Exercise requirements – Every line of the material below should be repeated exactly.

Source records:
═══

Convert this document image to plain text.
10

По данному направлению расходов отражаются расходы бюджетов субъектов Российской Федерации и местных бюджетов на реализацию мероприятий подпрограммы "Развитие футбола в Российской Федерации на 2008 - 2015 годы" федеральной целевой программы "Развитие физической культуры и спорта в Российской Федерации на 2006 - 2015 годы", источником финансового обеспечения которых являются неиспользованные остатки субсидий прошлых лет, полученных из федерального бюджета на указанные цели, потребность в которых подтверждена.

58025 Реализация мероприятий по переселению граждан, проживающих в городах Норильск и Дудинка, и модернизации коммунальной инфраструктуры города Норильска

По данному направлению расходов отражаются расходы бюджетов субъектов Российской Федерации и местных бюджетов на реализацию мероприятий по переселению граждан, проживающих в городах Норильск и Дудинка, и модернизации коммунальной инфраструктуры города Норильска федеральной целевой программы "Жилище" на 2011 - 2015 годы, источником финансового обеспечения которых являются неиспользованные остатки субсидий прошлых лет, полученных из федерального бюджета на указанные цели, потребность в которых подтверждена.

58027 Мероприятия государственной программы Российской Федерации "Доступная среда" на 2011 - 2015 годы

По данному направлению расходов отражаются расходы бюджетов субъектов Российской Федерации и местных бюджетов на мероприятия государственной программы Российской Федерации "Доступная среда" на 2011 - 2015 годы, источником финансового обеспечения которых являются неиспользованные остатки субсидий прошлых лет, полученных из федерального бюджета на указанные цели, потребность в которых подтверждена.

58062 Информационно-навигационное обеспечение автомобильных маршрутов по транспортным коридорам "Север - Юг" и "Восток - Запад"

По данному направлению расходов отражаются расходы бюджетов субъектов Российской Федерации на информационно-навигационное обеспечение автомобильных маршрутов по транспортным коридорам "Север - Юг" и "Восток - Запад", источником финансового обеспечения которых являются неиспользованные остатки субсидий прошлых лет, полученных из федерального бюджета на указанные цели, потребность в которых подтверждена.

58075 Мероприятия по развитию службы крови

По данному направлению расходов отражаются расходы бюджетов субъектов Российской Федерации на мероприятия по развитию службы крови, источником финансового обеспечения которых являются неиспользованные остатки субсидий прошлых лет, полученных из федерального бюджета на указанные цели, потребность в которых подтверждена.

═══

Answer to this problem –
Convert this document image to plain text.
10

По данному направлению расходов отражаются расходы бюджетов субъектов Российской Федерации и местных бюджетов на реализацию мероприятий подпрограммы "Развитие футбола в Российской Федерации на 2008 - 2015 годы" федеральной целевой программы "Развитие физической культуры и спорта в Российской Федерации на 2006 - 2015 годы", источником финансового обеспечения которых являются неиспользованные остатки субсидий прошлых лет, полученных из федерального бюджета на указанные цели, потребность в которых подтверждена.

58025 Реализация мероприятий по переселению граждан, проживающих в городах Норильск и Дудинка, и модернизации коммунальной инфраструктуры города Норильска

По данному направлению расходов отражаются расходы бюджетов субъектов Российской Федерации и местных бюджетов на реализацию мероприятий по переселению граждан, проживающих в городах Норильск и Дудинка, и модернизации коммунальной инфраструктуры города Норильска федеральной целевой программы "Жилище" на 2011 - 2015 годы, источником финансового обеспечения которых являются неиспользованные остатки субсидий прошлых лет, полученных из федерального бюджета на указанные цели, потребность в которых подтверждена.

58027 Мероприятия государственной программы Российской Федерации "Доступная среда" на 2011 - 2015 годы

По данному направлению расходов отражаются расходы бюджетов субъектов Российской Федерации и местных бюджетов на мероприятия государственной программы Российской Федерации "Доступная среда" на 2011 - 2015 годы, источником финансового обеспечения которых являются неиспользованные остатки субсидий прошлых лет, полученных из федерального бюджета на указанные цели, потребность в которых подтверждена.

58062 Информационно-навигационное обеспечение автомобильных маршрутов по транспортным коридорам "Север - Юг" и "Восток - Запад"

По данному направлению расходов отражаются расходы бюджетов субъектов Российской Федерации на информационно-навигационное обеспечение автомобильных маршрутов по транспортным коридорам "Север - Юг" и "Восток - Запад", источником финансового обеспечения которых являются неиспользованные остатки субсидий прошлых лет, полученных из федерального бюджета на указанные цели, потребность в которых подтверждена.

58075 Мероприятия по развитию службы крови

По данному направлению расходов отражаются расходы бюджетов субъектов Российской Федерации на мероприятия по развитию службы крови, источником финансового обеспечения которых являются неиспользованные остатки субсидий прошлых лет, полученных из федерального бюджета на указанные цели, потребность в которых подтверждена.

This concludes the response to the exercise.